WHAT YOU SHOULD DO: Look through the data and write out every line with the word "color" in it.

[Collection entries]
######

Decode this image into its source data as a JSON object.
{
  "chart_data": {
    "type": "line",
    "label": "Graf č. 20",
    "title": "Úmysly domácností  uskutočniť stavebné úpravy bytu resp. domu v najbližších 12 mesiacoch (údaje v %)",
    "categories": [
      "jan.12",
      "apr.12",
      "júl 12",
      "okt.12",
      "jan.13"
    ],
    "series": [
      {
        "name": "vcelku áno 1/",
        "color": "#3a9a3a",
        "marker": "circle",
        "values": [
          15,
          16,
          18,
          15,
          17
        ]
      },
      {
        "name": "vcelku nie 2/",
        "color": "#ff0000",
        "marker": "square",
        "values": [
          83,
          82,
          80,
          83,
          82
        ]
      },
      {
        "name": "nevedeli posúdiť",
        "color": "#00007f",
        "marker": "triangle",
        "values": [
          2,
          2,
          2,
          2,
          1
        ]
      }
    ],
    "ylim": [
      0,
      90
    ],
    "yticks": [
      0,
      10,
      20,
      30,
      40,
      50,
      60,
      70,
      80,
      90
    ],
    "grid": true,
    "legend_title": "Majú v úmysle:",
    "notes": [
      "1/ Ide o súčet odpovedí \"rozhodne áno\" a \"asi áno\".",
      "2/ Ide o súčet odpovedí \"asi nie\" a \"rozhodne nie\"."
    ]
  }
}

######

ANSWER TO THIS TASK:
        "color": "#3a9a3a",
        "color": "#ff0000",
        "color": "#00007f",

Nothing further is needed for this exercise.